**Aim**
Tally the lines below that contain "subject". The number is the whole answer.

Extracted records:

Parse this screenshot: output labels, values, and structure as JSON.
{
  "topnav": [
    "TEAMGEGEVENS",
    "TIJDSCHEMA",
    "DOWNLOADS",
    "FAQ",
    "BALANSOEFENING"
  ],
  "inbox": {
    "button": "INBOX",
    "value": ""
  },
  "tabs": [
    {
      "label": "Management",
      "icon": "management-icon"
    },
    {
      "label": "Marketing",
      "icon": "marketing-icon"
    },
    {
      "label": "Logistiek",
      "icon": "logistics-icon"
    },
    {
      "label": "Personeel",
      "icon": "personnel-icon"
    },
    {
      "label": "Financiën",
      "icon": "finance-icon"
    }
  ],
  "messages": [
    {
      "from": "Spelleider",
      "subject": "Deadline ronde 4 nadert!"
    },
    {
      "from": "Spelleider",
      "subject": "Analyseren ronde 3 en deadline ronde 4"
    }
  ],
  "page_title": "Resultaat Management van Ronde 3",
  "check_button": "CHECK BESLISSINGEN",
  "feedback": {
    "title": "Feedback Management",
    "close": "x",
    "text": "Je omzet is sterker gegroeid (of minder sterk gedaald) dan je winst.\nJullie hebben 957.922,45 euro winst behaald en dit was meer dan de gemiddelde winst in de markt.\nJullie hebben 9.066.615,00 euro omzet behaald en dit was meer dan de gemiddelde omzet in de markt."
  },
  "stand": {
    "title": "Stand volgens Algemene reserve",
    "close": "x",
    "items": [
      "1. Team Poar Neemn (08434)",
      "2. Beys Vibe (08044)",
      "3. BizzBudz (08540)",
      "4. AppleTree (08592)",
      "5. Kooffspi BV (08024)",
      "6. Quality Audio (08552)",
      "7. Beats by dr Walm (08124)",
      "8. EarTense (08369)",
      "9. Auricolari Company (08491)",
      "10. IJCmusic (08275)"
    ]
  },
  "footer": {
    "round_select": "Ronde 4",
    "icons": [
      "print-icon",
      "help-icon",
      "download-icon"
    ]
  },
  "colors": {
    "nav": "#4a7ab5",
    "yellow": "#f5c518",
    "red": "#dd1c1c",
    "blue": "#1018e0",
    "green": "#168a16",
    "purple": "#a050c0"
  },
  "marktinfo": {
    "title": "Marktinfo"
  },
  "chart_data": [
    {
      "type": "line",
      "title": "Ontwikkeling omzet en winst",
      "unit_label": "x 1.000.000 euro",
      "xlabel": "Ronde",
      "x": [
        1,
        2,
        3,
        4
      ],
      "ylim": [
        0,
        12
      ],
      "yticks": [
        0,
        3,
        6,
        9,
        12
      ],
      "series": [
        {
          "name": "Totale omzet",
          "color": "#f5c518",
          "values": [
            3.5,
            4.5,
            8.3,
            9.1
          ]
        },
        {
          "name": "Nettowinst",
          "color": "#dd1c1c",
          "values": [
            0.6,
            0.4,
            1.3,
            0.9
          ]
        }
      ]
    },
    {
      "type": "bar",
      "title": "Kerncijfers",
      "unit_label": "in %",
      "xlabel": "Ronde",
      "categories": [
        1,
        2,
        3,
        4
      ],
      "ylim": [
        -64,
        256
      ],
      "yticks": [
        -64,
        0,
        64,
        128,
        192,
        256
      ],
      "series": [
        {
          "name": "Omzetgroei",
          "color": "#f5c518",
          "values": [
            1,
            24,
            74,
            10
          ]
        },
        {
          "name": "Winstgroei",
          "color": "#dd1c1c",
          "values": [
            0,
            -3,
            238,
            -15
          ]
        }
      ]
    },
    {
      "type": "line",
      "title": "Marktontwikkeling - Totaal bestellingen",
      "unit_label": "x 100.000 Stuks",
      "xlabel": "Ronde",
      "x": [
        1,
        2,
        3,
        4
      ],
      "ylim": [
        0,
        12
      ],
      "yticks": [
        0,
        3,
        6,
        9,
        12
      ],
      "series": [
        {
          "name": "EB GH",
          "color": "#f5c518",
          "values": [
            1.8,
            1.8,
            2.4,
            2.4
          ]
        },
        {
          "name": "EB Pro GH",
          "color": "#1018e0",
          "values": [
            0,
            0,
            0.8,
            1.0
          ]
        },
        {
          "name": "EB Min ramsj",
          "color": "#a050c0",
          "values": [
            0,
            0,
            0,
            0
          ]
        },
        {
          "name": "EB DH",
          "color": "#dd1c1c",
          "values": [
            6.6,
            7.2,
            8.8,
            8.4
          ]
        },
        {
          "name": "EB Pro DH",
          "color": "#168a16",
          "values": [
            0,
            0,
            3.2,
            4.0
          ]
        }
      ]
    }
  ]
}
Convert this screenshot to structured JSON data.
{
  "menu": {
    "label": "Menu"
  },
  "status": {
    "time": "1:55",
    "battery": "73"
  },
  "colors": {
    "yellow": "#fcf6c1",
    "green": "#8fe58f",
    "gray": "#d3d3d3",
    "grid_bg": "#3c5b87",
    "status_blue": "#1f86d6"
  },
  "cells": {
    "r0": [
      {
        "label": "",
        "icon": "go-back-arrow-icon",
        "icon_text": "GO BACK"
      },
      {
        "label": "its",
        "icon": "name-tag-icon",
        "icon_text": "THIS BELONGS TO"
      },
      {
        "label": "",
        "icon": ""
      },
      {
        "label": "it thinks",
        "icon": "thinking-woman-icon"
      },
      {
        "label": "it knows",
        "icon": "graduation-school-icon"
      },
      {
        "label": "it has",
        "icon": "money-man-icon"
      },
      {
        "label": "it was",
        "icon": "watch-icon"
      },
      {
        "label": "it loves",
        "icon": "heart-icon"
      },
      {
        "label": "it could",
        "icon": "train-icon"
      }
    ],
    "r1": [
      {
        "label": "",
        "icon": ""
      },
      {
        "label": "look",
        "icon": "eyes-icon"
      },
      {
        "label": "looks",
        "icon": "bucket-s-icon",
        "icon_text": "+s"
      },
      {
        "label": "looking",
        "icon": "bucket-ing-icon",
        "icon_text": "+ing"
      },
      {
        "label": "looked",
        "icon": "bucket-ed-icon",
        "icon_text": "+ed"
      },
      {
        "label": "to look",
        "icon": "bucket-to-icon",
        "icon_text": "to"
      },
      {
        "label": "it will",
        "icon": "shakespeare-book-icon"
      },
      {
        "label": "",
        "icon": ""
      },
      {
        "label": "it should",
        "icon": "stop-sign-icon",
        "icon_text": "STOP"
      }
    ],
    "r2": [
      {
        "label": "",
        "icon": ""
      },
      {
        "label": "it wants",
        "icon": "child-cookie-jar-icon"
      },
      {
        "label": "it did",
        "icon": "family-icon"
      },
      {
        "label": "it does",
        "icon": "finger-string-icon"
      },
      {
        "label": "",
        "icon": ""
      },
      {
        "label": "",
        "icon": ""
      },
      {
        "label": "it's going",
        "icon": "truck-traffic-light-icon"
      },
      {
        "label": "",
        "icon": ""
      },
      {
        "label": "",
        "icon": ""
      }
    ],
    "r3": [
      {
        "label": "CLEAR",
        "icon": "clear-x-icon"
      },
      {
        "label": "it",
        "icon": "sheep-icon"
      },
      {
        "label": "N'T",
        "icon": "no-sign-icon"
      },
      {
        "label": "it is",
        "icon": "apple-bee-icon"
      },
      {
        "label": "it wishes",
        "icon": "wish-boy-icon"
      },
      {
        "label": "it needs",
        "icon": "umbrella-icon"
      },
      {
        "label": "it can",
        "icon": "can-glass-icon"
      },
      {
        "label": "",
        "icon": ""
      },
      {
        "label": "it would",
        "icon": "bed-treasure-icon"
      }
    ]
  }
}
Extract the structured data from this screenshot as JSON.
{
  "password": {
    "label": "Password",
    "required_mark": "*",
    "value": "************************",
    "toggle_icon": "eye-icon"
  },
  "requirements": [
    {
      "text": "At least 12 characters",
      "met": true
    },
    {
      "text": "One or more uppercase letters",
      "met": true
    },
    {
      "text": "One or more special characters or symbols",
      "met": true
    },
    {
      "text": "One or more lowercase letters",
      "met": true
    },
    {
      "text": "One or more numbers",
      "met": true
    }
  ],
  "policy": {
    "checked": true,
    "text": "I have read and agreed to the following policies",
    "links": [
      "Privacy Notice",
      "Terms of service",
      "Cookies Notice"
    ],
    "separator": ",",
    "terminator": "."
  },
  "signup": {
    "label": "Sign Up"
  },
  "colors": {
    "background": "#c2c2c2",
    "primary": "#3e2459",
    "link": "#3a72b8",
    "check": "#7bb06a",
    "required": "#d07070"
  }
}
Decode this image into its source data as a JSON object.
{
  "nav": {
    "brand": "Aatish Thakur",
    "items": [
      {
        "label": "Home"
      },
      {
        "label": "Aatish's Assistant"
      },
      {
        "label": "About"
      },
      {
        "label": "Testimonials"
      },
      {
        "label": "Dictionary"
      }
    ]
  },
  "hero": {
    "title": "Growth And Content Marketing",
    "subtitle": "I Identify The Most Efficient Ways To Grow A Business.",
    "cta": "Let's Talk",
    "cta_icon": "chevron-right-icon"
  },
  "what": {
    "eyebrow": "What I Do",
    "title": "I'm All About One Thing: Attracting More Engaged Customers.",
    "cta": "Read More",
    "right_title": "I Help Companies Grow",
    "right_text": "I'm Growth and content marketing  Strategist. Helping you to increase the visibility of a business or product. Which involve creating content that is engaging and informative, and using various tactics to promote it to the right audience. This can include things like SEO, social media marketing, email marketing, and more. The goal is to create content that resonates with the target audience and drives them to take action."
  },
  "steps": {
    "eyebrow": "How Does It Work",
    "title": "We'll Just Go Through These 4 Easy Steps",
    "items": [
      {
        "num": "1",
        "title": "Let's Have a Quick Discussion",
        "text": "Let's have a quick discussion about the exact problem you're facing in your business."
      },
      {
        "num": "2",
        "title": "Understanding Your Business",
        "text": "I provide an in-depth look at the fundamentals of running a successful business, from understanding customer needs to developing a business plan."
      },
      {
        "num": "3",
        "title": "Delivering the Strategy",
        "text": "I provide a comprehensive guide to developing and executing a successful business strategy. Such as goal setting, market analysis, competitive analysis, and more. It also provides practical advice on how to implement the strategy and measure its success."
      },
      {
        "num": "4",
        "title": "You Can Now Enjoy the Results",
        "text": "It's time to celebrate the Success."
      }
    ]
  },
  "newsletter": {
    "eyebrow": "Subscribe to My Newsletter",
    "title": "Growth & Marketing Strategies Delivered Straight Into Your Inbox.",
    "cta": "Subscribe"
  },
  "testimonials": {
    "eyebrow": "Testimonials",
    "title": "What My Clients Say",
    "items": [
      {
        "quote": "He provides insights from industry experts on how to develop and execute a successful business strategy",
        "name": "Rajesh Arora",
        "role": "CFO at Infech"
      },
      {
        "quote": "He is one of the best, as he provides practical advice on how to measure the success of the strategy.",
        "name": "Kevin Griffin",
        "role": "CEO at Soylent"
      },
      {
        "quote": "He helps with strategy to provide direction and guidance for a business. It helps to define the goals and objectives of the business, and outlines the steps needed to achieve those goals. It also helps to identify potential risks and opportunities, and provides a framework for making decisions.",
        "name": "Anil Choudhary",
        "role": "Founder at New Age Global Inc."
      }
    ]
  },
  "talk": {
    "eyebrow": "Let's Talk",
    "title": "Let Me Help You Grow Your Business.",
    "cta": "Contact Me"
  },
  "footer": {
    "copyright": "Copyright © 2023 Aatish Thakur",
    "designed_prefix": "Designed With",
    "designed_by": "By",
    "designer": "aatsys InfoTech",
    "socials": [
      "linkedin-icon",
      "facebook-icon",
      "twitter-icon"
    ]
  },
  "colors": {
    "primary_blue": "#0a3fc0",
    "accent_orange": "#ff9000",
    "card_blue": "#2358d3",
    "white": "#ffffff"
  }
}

**The solution**
2